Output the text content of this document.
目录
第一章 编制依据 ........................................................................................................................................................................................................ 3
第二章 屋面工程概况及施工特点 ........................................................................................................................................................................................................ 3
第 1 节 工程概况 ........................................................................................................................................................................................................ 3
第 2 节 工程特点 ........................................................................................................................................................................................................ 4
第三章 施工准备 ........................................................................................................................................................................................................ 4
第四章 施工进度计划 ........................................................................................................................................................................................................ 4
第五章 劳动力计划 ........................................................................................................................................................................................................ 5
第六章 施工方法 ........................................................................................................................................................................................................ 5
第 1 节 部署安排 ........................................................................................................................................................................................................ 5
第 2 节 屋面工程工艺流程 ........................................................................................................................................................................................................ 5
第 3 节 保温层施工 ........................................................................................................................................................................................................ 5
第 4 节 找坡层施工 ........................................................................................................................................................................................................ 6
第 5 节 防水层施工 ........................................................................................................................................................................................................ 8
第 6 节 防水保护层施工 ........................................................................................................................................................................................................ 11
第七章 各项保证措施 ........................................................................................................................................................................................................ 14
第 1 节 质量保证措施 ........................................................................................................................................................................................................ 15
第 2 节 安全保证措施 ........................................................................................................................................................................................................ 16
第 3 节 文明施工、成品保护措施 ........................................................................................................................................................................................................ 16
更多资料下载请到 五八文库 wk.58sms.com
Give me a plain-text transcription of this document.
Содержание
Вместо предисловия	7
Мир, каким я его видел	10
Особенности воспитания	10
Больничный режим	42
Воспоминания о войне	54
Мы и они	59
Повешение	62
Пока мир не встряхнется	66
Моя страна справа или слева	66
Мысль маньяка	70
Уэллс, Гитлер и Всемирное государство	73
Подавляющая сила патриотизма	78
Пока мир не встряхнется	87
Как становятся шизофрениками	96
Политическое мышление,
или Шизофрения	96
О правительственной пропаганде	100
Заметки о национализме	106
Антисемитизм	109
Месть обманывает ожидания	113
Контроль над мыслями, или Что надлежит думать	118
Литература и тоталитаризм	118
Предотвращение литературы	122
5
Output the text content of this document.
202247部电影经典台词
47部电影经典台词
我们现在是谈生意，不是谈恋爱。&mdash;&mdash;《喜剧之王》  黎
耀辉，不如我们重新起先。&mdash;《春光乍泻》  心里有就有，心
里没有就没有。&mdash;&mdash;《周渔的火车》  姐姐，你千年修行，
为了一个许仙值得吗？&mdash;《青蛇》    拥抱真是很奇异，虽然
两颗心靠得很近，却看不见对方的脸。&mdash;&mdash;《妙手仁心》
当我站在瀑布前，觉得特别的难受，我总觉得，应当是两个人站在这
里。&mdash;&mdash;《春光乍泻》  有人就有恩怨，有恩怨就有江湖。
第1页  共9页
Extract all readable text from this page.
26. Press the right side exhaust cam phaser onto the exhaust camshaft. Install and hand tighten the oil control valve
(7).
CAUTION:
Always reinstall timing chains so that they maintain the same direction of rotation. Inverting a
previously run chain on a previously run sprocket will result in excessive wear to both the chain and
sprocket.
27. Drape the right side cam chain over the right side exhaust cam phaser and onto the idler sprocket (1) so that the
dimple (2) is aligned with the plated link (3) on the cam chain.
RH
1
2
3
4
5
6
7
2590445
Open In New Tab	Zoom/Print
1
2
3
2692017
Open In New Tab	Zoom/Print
● ● ●
# [STATED TASK]
Copy the material above, line for line.

# [WRITTEN RESPONSE]
Output the text content of this document.
目录
第一章 编制依据 ........................................................................................................................................................................................................ 3
第二章 屋面工程概况及施工特点 ........................................................................................................................................................................................................ 3
第 1 节 工程概况 ........................................................................................................................................................................................................ 3
第 2 节 工程特点 ........................................................................................................................................................................................................ 4
第三章 施工准备 ........................................................................................................................................................................................................ 4
第四章 施工进度计划 ........................................................................................................................................................................................................ 4
第五章 劳动力计划 ........................................................................................................................................................................................................ 5
第六章 施工方法 ........................................................................................................................................................................................................ 5
第 1 节 部署安排 ........................................................................................................................................................................................................ 5
第 2 节 屋面工程工艺流程 ........................................................................................................................................................................................................ 5
第 3 节 保温层施工 ........................................................................................................................................................................................................ 5
第 4 节 找坡层施工 ........................................................................................................................................................................................................ 6
第 5 节 防水层施工 ........................................................................................................................................................................................................ 8
第 6 节 防水保护层施工 ........................................................................................................................................................................................................ 11
第七章 各项保证措施 ........................................................................................................................................................................................................ 14
第 1 节 质量保证措施 ........................................................................................................................................................................................................ 15
第 2 节 安全保证措施 ........................................................................................................................................................................................................ 16
第 3 节 文明施工、成品保护措施 ........................................................................................................................................................................................................ 16
更多资料下载请到 五八文库 wk.58sms.com
Give me a plain-text transcription of this document.
Содержание
Вместо предисловия	7
Мир, каким я его видел	10
Особенности воспитания	10
Больничный режим	42
Воспоминания о войне	54
Мы и они	59
Повешение	62
Пока мир не встряхнется	66
Моя страна справа или слева	66
Мысль маньяка	70
Уэллс, Гитлер и Всемирное государство	73
Подавляющая сила патриотизма	78
Пока мир не встряхнется	87
Как становятся шизофрениками	96
Политическое мышление,
или Шизофрения	96
О правительственной пропаганде	100
Заметки о национализме	106
Антисемитизм	109
Месть обманывает ожидания	113
Контроль над мыслями, или Что надлежит думать	118
Литература и тоталитаризм	118
Предотвращение литературы	122
5
Output the text content of this document.
202247部电影经典台词
47部电影经典台词
我们现在是谈生意，不是谈恋爱。&mdash;&mdash;《喜剧之王》  黎
耀辉，不如我们重新起先。&mdash;《春光乍泻》  心里有就有，心
里没有就没有。&mdash;&mdash;《周渔的火车》  姐姐，你千年修行，
为了一个许仙值得吗？&mdash;《青蛇》    拥抱真是很奇异，虽然
两颗心靠得很近，却看不见对方的脸。&mdash;&mdash;《妙手仁心》
当我站在瀑布前，觉得特别的难受，我总觉得，应当是两个人站在这
里。&mdash;&mdash;《春光乍泻》  有人就有恩怨，有恩怨就有江湖。
第1页  共9页
Extract all readable text from this page.
26. Press the right side exhaust cam phaser onto the exhaust camshaft. Install and hand tighten the oil control valve
(7).
CAUTION:
Always reinstall timing chains so that they maintain the same direction of rotation. Inverting a
previously run chain on a previously run sprocket will result in excessive wear to both the chain and
sprocket.
27. Drape the right side cam chain over the right side exhaust cam phaser and onto the idler sprocket (1) so that the
dimple (2) is aligned with the plated link (3) on the cam chain.
RH
1
2
3
4
5
6
7
2590445
Open In New Tab	Zoom/Print
1
2
3
2692017
Open In New Tab	Zoom/Print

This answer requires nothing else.